[Entries provided — start]
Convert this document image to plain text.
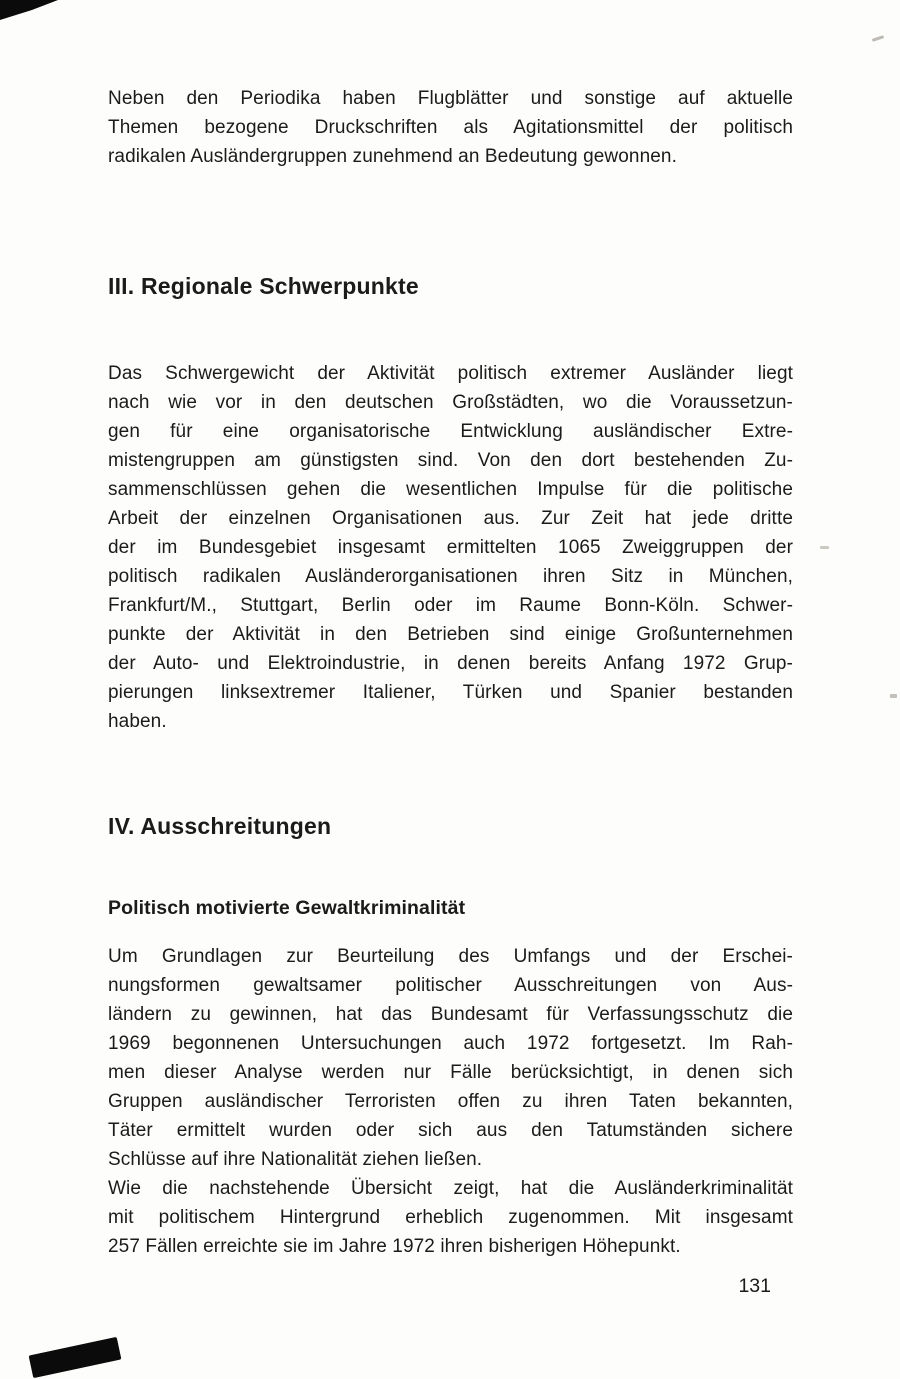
Neben den Periodika haben Flugblätter und sonstige auf aktuelle
Themen bezogene Druckschriften als Agitationsmittel der politisch
radikalen Ausländergruppen zunehmend an Bedeutung gewonnen.

III. Regionale Schwerpunkte

Das Schwergewicht der Aktivität politisch extremer Ausländer liegt
nach wie vor in den deutschen Großstädten, wo die Voraussetzun-
gen für eine organisatorische Entwicklung ausländischer Extre-
mistengruppen am günstigsten sind. Von den dort bestehenden Zu-
sammenschlüssen gehen die wesentlichen Impulse für die politische
Arbeit der einzelnen Organisationen aus. Zur Zeit hat jede dritte
der im Bundesgebiet insgesamt ermittelten 1065 Zweiggruppen der
politisch radikalen Ausländerorganisationen ihren Sitz in München,
Frankfurt/M., Stuttgart, Berlin oder im Raume Bonn-Köln. Schwer-
punkte der Aktivität in den Betrieben sind einige Großunternehmen
der Auto- und Elektroindustrie, in denen bereits Anfang 1972 Grup-
pierungen linksextremer Italiener, Türken und Spanier bestanden
haben.

IV. Ausschreitungen
Politisch motivierte Gewaltkriminalität

Um Grundlagen zur Beurteilung des Umfangs und der Erschei-
nungsformen gewaltsamer politischer Ausschreitungen von Aus-
ländern zu gewinnen, hat das Bundesamt für Verfassungsschutz die
1969 begonnenen Untersuchungen auch 1972 fortgesetzt. Im Rah-
men dieser Analyse werden nur Fälle berücksichtigt, in denen sich
Gruppen ausländischer Terroristen offen zu ihren Taten bekannten,
Täter ermittelt wurden oder sich aus den Tatumständen sichere
Schlüsse auf ihre Nationalität ziehen ließen.

Wie die nachstehende Übersicht zeigt, hat die Ausländerkriminalität
mit politischem Hintergrund erheblich zugenommen. Mit insgesamt
257 Fällen erreichte sie im Jahre 1972 ihren bisherigen Höhepunkt.

131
[Entries provided — finish]
=== Problem to solve ===
Throughout the material above, find each line with "Aktivität" and return it.

=== Output below ===
Das Schwergewicht der Aktivität politisch extremer Ausländer liegt
punkte der Aktivität in den Betrieben sind einige Großunternehmen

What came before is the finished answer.